## To be done
Copy out lines with the word "this" from the material that follows.

BEGIN Information supplied

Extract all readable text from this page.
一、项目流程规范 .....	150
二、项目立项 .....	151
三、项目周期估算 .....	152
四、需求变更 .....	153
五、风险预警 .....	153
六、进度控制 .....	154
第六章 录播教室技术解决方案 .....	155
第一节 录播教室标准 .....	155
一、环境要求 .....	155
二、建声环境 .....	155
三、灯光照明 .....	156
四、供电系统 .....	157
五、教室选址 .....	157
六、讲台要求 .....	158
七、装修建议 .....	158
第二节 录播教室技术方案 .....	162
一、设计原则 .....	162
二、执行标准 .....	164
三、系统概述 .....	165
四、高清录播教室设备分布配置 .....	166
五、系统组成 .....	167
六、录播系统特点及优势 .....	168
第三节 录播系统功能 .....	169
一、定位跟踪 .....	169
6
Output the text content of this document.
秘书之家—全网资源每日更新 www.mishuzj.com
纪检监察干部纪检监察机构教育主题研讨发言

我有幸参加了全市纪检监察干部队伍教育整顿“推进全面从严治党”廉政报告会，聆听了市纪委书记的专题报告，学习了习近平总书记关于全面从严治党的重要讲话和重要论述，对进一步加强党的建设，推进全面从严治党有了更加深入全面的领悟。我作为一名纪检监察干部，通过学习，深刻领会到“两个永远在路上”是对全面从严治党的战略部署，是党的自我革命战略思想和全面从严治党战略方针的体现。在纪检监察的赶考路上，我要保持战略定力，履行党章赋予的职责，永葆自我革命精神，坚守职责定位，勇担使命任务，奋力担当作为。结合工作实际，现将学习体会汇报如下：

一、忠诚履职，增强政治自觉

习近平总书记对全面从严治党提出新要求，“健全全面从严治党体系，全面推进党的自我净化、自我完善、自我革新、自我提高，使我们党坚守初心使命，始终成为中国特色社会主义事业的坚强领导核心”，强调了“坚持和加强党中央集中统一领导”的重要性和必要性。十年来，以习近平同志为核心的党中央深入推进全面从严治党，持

END Information supplied

## Response to the task
Extract all readable text from this page.
Output the text content of this document.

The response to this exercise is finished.